======== RECORDS PROVIDED

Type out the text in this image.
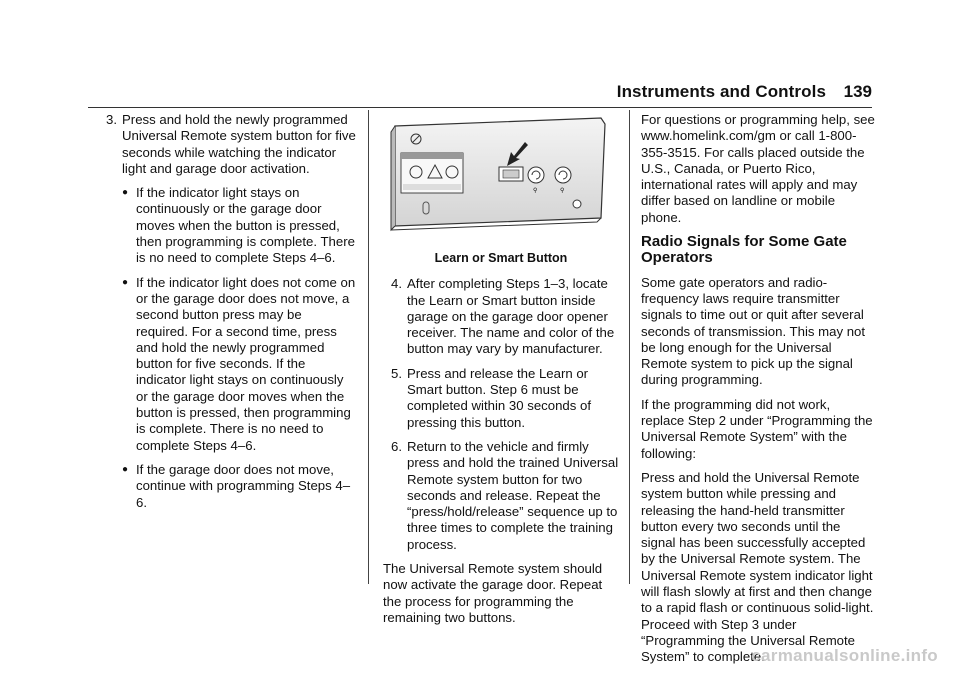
Instruments and Controls 139
3. Press and hold the newly programmed Universal Remote system button for five seconds while watching the indicator light and garage door activation.
● If the indicator light stays on continuously or the garage door moves when the button is pressed, then programming is complete. There is no need to complete Steps 4–6.
● If the indicator light does not come on or the garage door does not move, a second button press may be required. For a second time, press and hold the newly programmed button for five seconds. If the indicator light stays on continuously or the garage door moves when the button is pressed, then programming is complete. There is no need to complete Steps 4–6.
● If the garage door does not move, continue with programming Steps 4–6.
⚲	⚲
Learn or Smart Button
4. After completing Steps 1–3, locate the Learn or Smart button inside garage on the garage door opener receiver. The name and color of the button may vary by manufacturer.
5. Press and release the Learn or Smart button. Step 6 must be completed within 30 seconds of pressing this button.
6. Return to the vehicle and firmly press and hold the trained Universal Remote system button for two seconds and release. Repeat the “press/hold/release” sequence up to three times to complete the training process.

The Universal Remote system should now activate the garage door. Repeat the process for programming the remaining two buttons.

For questions or programming help, see www.homelink.com/gm or call 1-800-355-3515. For calls placed outside the U.S., Canada, or Puerto Rico, international rates will apply and may differ based on landline or mobile phone.

Radio Signals for Some Gate Operators

Some gate operators and radio-frequency laws require transmitter signals to time out or quit after several seconds of transmission. This may not be long enough for the Universal Remote system to pick up the signal during programming.

If the programming did not work, replace Step 2 under “Programming the Universal Remote System” with the following:

Press and hold the Universal Remote system button while pressing and releasing the hand-held transmitter button every two seconds until the signal has been successfully accepted by the Universal Remote system. The Universal Remote system indicator light will flash slowly at first and then change to a rapid flash or continuous solid-light. Proceed with Step 3 under “Programming the Universal Remote System” to complete.

carmanualsonline.info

================

[REQUIREMENT]: Each line in the listing above that contains "Learn" should be copied.

[TASK RESULT]:
Learn or Smart Button
4. After completing Steps 1–3, locate the Learn or Smart button inside garage on the garage door opener receiver. The name and color of the button may vary by manufacturer.
5. Press and release the Learn or Smart button. Step 6 must be completed within 30 seconds of pressing this button.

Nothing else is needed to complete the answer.